FUENTE:
###
La naturaleza problemática de la estrategia que consiste en exigir
un «salario para el trabajo doméstico» se pone de manifiesto en las
experiencias de otro grupo de mujeres. Las mujeres de la limpieza, las
empleadas de hogar, o las criadas, son las que saben mejor que nadie lo
que significa recibir un salario por este trabajo. La película de
Ousmane Sembene titulada La Noire de… captura de modo brillante
su trágica situación[25]. La protagonista de la película es una joven
senegalesa que, después de intentar encontrar trabajo, se convierte en
la institutriz de una familia francesa que reside en Dakar. Cuando la
familia regresa a Francia, ella les acompaña llena de ilusiones. Sin
embargo, al llegar a este país, no solo tiene que responsabilizarse de
los niños sino que, además, tiene que cocinar, limpiar, lavar y
realizar todo el resto de las tareas de la casa. No pasa mucho tiempo
antes de que su inicial entusiasmo haya dejado paso a una depresión tan
profunda que le lleve a rechazar la paga ofrecida por sus empleadores.
El salario no puede compensar su situación sumamente parecida a la de
una esclava. Como no dispone de los medios para regresar a Senegal, le
embarga la desesperación y opta por el suicidio ante un destino
indefinido de dedicación a cocinar, barrer, limpiar el polvo, fregar,
etcétera.
###
QUÉ HAY QUE HACER:
Responde estas preguntas según el fragmento sobre el salario para el trabajo doméstico:
1. ¿De quién es la película titulada La Noire de…?
2. ¿En qué ciudad reside la familia francesa para la que trabaja la protagonista?
3. ¿Qué rechaza la protagonista cuando cae en una depresión profunda?
Las entradas no hacen falta para nada de lo que se pide.

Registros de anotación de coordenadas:
###
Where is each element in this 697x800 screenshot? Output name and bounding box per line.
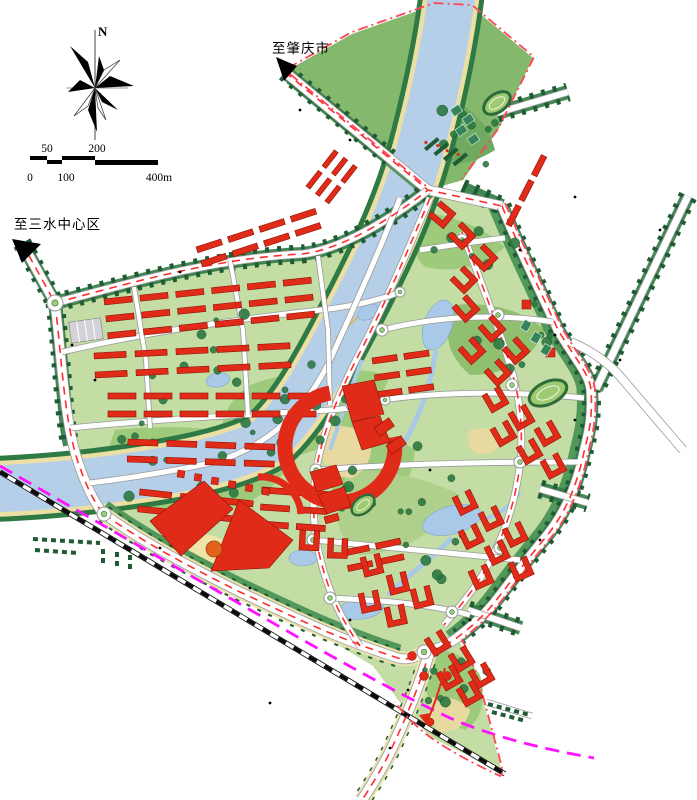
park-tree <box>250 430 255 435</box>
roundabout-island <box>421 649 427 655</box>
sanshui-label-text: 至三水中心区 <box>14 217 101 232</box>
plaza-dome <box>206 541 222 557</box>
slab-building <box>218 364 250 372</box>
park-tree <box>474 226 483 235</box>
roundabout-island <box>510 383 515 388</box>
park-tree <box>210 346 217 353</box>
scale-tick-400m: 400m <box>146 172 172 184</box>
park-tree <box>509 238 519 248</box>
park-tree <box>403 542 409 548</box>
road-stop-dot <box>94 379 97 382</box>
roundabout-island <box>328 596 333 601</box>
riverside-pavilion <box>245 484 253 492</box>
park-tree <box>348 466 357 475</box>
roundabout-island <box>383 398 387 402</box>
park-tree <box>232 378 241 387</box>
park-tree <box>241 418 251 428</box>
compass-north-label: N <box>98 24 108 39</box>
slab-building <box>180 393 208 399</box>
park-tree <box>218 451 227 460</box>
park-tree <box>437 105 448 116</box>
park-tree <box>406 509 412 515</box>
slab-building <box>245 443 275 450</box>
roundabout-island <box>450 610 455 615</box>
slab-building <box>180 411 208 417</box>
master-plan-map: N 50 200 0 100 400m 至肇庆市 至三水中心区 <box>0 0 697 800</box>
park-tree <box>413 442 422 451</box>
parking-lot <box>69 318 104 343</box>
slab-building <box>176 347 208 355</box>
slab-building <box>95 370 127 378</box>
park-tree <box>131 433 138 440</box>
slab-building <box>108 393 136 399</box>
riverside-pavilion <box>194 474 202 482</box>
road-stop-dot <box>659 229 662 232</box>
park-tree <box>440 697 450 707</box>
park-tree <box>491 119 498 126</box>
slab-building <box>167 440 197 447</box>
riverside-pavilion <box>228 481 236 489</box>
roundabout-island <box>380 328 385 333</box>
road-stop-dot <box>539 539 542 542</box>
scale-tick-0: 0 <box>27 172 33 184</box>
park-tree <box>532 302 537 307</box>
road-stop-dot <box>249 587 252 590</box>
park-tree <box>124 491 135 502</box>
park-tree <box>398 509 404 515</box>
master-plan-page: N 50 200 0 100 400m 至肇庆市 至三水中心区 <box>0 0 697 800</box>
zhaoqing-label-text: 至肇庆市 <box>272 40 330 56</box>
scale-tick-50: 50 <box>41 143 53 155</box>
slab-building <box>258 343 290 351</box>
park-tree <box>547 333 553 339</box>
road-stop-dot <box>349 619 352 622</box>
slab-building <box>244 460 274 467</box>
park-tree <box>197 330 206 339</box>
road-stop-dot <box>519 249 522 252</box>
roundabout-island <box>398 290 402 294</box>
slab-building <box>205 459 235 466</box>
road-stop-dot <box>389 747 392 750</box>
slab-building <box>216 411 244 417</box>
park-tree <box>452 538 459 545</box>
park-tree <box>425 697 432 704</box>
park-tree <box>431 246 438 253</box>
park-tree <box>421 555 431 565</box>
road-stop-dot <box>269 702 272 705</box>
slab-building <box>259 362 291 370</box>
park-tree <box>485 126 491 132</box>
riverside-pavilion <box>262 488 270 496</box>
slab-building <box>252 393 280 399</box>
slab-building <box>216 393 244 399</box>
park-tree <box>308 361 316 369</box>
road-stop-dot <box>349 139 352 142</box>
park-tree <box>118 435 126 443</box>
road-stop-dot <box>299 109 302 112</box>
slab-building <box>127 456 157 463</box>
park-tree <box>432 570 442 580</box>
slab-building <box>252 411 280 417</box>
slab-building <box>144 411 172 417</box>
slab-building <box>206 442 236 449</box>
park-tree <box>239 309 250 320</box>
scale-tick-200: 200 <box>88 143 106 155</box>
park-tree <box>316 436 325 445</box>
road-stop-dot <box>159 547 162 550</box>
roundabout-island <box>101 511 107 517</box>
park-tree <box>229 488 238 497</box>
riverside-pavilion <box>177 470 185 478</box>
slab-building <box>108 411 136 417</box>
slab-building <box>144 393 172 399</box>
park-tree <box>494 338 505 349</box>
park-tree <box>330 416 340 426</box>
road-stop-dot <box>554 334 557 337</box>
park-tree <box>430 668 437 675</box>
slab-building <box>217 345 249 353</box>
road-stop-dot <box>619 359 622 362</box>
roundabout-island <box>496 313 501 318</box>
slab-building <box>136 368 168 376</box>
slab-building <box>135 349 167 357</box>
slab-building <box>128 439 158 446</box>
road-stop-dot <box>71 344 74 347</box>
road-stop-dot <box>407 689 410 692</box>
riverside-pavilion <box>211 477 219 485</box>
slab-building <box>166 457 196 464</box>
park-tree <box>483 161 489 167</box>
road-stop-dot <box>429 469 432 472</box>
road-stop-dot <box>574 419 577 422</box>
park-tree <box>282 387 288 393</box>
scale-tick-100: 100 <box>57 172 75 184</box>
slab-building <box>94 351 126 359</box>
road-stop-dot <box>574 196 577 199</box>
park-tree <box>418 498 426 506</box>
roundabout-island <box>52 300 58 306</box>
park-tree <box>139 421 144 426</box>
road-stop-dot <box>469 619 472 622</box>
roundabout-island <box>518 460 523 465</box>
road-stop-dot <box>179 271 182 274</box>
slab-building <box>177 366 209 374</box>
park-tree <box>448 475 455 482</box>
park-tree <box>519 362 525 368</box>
###
SOLUCIÓN:
1. De Ousmane Sembene.
2. En Dakar.
3. La paga ofrecida por sus empleadores.